#### INFORMATION SUPPLIED:
++++++++++++++++++++
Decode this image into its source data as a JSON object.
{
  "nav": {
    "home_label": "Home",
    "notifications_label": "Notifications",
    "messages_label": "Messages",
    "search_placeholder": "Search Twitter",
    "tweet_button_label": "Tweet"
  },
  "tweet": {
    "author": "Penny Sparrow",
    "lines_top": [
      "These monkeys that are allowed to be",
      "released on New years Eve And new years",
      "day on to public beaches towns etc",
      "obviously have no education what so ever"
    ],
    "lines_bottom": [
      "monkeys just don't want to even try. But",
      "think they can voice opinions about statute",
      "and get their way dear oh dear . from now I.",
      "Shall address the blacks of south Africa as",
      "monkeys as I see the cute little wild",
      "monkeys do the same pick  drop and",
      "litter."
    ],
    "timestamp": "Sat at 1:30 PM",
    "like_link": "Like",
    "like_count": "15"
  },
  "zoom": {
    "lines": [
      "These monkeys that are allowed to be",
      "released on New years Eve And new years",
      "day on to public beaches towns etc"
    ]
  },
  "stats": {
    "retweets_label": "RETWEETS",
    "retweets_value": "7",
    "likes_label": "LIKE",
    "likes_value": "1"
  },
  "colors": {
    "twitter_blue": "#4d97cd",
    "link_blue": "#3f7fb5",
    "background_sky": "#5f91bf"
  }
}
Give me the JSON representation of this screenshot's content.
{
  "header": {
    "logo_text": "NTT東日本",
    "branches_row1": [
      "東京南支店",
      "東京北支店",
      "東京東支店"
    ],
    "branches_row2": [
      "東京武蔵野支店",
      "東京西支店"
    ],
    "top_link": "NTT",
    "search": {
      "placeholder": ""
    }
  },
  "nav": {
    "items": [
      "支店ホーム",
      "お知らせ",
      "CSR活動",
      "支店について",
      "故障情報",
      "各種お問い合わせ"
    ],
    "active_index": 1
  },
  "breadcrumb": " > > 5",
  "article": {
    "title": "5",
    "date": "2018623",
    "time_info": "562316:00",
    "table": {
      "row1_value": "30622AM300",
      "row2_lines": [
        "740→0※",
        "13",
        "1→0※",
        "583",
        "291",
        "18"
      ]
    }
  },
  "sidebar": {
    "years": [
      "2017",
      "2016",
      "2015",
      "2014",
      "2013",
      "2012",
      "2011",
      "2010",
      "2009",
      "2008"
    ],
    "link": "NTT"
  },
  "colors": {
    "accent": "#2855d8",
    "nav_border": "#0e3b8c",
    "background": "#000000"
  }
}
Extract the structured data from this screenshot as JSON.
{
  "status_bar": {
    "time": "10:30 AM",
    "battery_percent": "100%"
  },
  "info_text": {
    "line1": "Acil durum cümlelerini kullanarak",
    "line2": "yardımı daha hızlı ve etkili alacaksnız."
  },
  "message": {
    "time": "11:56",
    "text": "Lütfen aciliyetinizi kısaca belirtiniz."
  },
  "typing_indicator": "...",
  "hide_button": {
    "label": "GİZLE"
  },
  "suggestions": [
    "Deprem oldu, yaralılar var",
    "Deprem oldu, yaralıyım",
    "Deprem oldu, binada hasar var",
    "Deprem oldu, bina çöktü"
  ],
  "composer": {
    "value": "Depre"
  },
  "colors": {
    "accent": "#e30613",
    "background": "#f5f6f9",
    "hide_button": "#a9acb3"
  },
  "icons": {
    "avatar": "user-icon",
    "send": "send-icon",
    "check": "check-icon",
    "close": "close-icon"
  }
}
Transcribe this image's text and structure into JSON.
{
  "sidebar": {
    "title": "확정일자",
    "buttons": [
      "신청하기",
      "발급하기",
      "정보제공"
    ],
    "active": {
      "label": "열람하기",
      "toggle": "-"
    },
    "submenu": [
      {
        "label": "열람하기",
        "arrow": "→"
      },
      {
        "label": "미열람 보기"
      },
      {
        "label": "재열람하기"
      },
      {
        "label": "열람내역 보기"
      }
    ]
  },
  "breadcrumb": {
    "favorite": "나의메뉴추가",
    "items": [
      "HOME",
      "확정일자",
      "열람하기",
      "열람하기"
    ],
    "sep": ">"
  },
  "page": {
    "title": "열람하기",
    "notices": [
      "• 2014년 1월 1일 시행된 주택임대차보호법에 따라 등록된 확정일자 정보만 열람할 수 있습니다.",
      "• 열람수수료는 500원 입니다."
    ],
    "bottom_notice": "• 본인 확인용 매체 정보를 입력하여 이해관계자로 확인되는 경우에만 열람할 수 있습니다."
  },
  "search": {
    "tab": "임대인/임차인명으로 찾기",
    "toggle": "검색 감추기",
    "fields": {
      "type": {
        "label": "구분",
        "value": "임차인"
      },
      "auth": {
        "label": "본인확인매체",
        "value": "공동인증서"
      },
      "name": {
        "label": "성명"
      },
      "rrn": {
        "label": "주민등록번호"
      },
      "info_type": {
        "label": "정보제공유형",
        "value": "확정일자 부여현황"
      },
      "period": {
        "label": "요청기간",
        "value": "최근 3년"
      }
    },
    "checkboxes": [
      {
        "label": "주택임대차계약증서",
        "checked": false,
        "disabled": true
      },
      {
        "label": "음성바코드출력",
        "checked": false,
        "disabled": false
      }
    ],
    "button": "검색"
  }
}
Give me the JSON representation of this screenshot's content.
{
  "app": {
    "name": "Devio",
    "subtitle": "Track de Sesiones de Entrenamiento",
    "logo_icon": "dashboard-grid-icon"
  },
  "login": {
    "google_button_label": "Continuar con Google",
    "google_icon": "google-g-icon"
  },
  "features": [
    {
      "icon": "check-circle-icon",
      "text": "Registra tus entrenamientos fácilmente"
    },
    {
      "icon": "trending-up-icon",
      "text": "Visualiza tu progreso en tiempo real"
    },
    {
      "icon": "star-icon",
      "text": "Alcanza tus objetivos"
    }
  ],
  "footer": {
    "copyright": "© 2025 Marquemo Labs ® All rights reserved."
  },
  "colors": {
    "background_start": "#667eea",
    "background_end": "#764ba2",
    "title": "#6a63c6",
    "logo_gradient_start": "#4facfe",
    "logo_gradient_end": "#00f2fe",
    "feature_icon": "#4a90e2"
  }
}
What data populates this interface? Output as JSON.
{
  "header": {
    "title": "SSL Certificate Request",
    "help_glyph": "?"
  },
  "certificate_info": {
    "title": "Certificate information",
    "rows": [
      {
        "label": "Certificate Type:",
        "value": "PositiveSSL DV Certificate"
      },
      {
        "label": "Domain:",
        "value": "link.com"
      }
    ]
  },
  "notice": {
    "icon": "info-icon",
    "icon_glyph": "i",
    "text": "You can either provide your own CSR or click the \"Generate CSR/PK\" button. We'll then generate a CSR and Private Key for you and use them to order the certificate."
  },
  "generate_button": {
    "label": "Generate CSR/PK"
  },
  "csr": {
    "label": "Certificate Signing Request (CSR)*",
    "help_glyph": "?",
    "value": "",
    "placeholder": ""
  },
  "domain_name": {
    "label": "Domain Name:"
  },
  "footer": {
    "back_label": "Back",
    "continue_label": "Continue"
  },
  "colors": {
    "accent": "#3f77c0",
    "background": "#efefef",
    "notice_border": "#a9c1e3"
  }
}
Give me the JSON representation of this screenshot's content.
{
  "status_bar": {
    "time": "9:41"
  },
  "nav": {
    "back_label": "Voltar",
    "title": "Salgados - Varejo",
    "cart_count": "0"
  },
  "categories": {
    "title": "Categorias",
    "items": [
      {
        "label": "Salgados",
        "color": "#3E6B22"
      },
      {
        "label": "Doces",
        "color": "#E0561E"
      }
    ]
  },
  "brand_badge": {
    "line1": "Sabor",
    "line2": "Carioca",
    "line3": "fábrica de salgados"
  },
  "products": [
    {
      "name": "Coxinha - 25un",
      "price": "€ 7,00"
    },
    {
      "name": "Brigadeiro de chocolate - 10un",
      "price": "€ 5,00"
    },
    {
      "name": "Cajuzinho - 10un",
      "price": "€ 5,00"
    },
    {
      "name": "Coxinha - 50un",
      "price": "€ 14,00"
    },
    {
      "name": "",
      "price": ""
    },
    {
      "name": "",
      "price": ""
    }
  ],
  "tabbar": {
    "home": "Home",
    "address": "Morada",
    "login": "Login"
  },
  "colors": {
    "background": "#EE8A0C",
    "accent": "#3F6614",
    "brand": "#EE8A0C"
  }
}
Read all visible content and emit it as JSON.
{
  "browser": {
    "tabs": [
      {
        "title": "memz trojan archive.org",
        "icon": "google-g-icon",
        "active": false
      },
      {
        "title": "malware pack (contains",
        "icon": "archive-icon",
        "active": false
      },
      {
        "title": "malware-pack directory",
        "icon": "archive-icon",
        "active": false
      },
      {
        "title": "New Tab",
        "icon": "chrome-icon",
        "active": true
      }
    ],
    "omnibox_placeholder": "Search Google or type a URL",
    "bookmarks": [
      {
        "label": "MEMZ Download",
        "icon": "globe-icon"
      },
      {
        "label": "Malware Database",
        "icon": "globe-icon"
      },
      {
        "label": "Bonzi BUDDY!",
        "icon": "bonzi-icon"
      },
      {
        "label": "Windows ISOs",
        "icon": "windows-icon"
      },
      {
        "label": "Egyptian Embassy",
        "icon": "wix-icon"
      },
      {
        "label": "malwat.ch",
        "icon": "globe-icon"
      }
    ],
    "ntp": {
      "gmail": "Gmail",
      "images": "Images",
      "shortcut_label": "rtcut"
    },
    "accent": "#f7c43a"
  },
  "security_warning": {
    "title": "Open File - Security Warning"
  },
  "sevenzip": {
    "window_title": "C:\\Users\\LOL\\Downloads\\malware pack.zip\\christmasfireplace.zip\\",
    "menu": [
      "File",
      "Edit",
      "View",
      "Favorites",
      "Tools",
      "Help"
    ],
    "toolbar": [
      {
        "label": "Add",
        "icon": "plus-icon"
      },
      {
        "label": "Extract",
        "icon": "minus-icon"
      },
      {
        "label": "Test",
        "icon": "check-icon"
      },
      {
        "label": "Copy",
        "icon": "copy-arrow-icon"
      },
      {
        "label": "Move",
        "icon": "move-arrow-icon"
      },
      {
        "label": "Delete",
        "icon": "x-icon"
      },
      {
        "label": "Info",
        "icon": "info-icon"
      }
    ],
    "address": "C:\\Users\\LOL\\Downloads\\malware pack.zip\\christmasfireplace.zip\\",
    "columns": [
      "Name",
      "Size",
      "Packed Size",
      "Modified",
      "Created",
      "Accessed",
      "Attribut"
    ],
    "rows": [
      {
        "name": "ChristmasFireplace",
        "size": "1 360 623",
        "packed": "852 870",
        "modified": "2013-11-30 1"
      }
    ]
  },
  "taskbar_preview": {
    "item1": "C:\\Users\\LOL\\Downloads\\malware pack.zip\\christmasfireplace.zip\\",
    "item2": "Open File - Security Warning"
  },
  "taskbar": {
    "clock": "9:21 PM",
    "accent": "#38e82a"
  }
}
++++++++++++++++++++
#### EXERCISE TASK:
From the data above, pick out each line containing "beaches" and copy it.

#### THE COMPLETED TASK:
      "day on to public beaches towns etc",
      "day on to public beaches towns etc"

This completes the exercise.